• [Given exercise]: Give the number of lines in the records below that include "this". Reply with that number alone.

═════ Extracted data ═════

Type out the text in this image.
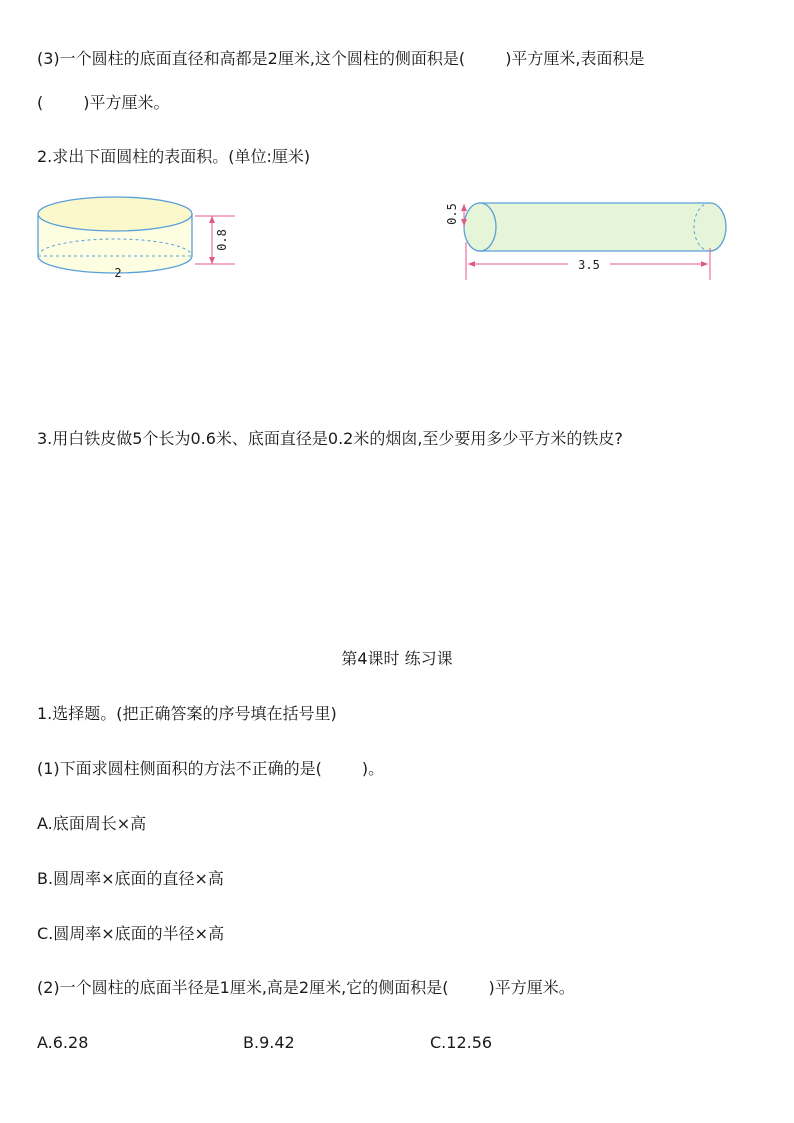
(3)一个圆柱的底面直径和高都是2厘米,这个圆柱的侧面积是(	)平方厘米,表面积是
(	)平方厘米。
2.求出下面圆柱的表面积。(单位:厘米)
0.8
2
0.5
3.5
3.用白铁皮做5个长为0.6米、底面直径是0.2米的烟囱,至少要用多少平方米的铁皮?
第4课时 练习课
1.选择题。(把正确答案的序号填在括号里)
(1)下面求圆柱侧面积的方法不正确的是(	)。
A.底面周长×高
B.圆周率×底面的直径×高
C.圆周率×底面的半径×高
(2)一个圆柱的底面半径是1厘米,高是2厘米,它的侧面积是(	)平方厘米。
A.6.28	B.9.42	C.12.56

═════
═════ Extracted data ═════

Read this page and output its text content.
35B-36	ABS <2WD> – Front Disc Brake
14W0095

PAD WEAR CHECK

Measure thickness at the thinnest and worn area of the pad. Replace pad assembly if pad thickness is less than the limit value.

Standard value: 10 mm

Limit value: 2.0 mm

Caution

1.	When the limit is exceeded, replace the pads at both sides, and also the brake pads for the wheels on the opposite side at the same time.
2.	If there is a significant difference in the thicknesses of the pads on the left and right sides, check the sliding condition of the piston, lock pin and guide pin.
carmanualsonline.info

═════

• [Exercise solution]: 2